## Goal of the exercise:
Select each line where the word "text" appears.

## Recorded information:
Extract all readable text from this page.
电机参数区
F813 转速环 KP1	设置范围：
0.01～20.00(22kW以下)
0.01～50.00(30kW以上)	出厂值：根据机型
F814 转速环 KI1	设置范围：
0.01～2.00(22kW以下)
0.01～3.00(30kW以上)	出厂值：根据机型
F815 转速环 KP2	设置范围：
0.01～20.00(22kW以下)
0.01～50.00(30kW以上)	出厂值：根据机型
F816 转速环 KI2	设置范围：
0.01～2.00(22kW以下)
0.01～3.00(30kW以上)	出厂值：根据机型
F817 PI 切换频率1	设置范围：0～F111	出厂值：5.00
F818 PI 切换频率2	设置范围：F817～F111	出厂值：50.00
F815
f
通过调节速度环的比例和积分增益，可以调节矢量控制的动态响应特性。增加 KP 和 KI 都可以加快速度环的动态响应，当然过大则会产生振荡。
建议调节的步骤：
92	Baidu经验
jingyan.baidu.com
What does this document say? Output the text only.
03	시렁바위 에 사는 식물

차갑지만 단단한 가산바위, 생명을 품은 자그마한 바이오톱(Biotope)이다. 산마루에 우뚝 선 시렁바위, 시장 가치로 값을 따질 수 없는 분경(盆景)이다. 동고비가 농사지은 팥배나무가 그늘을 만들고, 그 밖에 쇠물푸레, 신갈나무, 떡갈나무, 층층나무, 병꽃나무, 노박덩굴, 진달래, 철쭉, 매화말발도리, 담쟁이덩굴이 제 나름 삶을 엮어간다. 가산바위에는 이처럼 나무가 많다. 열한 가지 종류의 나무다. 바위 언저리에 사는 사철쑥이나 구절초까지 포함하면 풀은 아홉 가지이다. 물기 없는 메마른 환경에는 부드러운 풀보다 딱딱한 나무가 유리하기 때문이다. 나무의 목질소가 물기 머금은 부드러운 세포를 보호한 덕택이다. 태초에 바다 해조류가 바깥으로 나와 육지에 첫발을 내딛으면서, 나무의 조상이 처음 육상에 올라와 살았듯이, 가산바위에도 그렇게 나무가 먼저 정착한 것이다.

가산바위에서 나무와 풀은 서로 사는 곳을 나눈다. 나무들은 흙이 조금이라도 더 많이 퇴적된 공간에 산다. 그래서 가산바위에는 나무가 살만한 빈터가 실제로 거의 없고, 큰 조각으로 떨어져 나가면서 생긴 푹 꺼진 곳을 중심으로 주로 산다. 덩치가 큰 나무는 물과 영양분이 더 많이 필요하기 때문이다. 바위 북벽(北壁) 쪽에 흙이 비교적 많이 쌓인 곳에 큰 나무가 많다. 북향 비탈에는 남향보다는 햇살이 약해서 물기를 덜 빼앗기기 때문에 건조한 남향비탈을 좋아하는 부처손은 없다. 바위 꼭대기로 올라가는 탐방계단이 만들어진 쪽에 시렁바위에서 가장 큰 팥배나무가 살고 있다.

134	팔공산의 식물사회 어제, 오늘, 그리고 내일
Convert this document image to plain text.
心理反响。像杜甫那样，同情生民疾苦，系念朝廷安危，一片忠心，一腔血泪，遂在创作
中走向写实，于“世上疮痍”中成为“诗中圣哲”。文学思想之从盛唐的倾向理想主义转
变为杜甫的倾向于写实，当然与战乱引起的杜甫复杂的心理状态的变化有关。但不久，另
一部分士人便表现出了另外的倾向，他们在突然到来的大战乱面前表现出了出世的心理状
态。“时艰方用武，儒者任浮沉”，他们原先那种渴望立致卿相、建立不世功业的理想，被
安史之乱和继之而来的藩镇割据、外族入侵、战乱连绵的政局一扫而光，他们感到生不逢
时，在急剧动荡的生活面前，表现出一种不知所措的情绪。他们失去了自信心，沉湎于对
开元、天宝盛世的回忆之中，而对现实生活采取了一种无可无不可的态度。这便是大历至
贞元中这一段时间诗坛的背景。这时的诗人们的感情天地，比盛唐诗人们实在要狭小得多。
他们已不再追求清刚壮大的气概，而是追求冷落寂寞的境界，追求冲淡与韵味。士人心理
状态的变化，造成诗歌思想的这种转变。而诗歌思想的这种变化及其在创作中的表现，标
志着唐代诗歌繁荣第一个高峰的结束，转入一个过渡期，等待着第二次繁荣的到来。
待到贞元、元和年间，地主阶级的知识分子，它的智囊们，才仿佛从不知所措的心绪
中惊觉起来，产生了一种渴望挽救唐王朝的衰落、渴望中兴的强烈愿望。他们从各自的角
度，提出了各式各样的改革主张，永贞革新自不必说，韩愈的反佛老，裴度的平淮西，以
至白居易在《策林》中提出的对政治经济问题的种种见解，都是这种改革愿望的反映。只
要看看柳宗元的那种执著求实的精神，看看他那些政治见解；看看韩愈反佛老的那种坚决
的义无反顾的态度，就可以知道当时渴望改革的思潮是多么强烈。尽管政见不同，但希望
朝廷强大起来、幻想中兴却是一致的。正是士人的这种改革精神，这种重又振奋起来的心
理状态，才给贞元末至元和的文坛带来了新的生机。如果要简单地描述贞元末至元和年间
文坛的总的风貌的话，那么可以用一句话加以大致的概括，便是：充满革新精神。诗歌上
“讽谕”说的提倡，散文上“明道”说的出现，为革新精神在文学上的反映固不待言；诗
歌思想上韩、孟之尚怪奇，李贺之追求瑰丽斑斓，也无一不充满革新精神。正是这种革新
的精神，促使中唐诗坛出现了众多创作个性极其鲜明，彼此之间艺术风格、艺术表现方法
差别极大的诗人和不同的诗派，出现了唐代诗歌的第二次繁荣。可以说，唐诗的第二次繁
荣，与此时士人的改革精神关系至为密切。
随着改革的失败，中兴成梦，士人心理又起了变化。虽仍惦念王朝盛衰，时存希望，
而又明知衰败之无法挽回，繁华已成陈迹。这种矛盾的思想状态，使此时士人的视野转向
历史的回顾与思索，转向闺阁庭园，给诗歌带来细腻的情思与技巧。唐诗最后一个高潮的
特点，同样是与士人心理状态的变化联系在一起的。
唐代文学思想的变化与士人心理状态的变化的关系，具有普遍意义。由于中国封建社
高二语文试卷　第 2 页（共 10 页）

## Response to this task:
Extract all readable text from this page.
What does this document say? Output the text only.
Convert this document image to plain text.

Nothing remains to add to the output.